Rows from a dataset:
* * * * *

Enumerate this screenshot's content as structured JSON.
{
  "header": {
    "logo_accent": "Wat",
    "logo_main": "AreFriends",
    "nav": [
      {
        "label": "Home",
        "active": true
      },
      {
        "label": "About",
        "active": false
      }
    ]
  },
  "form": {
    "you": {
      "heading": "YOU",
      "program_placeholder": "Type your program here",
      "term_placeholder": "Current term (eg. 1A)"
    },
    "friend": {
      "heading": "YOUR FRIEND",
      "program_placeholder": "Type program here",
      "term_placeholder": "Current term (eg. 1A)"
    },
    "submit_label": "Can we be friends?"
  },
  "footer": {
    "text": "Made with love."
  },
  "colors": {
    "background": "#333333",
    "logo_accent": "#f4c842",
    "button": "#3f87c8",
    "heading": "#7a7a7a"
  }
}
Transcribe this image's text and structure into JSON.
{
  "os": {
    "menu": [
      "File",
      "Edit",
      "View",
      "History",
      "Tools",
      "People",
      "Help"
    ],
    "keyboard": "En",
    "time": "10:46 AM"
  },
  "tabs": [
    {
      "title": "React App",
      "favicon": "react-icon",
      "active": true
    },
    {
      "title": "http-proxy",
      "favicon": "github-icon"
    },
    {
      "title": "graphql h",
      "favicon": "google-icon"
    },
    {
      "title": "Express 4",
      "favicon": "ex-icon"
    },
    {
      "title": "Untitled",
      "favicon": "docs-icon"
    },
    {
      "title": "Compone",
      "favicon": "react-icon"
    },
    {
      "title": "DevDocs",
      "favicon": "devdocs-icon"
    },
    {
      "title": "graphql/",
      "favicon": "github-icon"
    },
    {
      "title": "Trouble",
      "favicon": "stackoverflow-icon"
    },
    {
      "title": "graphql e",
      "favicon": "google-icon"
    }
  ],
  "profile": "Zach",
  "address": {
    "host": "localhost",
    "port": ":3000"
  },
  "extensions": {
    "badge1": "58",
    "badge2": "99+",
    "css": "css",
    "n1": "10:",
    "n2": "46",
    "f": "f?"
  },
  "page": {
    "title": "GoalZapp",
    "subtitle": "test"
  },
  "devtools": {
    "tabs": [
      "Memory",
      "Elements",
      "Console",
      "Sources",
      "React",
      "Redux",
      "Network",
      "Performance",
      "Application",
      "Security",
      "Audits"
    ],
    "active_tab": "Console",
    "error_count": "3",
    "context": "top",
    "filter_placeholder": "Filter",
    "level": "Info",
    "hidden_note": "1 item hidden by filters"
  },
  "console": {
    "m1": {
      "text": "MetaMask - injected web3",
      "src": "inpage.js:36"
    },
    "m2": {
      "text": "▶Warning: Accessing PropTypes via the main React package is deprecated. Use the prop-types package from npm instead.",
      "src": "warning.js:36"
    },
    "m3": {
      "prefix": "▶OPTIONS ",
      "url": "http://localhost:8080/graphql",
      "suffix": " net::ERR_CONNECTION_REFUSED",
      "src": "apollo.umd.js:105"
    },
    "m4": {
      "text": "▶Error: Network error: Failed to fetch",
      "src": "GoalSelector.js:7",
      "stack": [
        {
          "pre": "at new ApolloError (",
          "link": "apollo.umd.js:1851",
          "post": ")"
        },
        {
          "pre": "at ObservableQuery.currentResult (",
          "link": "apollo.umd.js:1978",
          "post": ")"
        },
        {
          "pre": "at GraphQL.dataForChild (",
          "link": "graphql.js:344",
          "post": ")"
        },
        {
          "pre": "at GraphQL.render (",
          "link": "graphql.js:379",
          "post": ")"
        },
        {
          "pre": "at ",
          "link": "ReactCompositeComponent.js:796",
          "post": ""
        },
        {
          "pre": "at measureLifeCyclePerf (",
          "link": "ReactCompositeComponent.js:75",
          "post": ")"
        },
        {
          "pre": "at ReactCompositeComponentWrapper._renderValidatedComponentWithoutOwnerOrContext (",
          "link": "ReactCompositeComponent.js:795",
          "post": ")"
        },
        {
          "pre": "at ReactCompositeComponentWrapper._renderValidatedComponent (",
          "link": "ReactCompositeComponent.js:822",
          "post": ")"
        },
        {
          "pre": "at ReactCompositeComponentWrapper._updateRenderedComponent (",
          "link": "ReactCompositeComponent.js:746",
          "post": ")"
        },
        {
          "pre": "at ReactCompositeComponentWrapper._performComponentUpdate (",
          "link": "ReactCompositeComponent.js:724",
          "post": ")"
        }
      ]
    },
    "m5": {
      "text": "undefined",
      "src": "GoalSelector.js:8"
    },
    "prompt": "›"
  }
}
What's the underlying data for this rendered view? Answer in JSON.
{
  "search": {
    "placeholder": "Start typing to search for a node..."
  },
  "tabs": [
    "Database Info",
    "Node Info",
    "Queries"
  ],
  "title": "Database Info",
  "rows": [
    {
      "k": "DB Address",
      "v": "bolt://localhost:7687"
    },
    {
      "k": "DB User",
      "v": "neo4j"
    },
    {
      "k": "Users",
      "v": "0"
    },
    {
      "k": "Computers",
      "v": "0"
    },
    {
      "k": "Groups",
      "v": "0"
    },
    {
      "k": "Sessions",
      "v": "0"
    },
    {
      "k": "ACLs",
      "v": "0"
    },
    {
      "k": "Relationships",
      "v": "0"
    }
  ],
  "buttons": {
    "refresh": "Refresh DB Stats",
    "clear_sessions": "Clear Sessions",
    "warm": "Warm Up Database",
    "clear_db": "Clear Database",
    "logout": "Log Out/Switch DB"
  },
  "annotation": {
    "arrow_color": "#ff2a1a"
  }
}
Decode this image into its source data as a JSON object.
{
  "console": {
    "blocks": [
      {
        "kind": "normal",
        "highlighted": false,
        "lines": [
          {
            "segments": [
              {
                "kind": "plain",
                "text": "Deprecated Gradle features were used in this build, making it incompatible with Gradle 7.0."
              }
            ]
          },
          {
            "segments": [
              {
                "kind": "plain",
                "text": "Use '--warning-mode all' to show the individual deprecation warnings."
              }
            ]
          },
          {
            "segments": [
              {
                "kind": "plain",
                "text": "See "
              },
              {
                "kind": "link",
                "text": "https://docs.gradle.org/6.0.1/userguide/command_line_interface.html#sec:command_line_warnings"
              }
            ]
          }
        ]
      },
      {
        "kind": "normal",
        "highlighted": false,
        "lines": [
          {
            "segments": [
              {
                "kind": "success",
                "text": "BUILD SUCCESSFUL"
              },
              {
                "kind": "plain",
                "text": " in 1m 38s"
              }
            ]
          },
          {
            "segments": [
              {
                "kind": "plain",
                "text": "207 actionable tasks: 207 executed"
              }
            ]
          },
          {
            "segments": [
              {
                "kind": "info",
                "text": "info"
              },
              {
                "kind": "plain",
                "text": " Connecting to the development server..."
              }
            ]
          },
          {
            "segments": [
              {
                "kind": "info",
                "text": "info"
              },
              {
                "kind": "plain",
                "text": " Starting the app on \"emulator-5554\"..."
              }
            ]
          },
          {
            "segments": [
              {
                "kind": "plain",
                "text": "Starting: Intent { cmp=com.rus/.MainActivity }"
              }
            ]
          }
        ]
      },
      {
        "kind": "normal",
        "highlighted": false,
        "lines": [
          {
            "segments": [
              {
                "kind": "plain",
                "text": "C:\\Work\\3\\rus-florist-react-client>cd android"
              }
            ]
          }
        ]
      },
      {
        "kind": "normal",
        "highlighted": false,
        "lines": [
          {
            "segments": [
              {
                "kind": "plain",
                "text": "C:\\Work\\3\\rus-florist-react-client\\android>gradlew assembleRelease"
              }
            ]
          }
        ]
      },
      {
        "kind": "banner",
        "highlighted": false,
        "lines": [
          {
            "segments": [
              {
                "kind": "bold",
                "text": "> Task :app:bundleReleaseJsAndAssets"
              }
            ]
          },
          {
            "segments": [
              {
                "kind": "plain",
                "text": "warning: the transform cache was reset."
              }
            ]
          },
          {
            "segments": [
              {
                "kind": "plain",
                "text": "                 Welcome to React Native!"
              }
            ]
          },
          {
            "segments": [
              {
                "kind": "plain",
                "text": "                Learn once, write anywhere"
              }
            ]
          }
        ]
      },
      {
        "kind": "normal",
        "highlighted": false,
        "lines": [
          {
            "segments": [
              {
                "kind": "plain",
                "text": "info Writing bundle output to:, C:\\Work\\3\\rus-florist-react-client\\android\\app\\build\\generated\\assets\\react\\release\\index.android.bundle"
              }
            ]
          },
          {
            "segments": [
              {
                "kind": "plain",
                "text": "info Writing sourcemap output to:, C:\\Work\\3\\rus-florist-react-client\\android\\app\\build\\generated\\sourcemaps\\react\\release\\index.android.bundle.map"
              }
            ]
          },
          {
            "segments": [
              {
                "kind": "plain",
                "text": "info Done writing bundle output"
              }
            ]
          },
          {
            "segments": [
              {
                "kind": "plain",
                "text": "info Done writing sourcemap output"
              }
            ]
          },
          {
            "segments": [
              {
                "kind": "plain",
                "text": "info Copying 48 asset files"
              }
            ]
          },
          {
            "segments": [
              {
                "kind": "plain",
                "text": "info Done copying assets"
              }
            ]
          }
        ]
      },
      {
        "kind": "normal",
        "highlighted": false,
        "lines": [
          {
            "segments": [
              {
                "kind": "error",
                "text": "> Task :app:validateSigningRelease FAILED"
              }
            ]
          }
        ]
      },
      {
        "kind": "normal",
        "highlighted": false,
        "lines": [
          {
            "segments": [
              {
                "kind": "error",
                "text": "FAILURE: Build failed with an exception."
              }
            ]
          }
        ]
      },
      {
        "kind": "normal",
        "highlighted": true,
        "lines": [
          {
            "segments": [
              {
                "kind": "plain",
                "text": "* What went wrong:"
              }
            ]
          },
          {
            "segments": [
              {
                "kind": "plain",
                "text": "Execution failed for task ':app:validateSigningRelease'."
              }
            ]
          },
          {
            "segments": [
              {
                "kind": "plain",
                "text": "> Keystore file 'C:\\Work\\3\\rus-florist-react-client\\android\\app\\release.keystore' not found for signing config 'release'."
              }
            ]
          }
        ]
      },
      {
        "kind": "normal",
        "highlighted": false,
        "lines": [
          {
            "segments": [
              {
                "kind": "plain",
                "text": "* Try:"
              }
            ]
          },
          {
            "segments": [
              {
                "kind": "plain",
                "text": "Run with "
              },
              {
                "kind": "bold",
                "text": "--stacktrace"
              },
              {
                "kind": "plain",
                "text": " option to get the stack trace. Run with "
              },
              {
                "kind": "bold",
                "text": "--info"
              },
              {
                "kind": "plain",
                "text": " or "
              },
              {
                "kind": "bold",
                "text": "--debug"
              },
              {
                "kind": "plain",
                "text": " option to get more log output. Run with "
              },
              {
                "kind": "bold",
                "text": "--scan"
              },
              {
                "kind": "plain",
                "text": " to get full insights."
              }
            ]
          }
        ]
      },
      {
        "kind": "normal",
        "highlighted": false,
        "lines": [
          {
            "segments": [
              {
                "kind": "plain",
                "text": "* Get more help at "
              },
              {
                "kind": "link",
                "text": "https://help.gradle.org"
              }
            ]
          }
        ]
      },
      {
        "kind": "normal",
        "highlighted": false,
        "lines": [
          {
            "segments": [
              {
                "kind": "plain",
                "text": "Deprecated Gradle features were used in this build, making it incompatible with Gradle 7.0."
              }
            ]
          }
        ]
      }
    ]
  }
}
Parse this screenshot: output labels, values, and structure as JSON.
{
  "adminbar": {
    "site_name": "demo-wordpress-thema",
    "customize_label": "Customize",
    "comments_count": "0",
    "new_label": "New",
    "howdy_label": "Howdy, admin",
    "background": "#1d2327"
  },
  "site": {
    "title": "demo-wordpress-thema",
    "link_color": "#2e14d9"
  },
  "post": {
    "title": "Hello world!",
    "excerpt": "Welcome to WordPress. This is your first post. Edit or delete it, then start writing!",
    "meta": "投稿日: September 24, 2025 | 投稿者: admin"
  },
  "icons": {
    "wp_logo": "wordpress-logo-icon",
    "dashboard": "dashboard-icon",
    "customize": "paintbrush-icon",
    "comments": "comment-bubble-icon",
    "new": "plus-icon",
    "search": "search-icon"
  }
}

* * * * *

> WHAT IS REQUIRED
Show each line of the data that contains the string "output".

> RESULT FOR THIS EXERCISE
                "text": "info Writing bundle output to:, C:\\Work\\3\\rus-florist-react-client\\android\\app\\build\\generated\\assets\\react\\release\\index.android.bundle"
                "text": "info Writing sourcemap output to:, C:\\Work\\3\\rus-florist-react-client\\android\\app\\build\\generated\\sourcemaps\\react\\release\\index.android.bundle.map"
                "text": "info Done writing bundle output"
                "text": "info Done writing sourcemap output"
                "text": " option to get more log output. Run with "
Parse this screenshot: output labels, values, and structure as JSON.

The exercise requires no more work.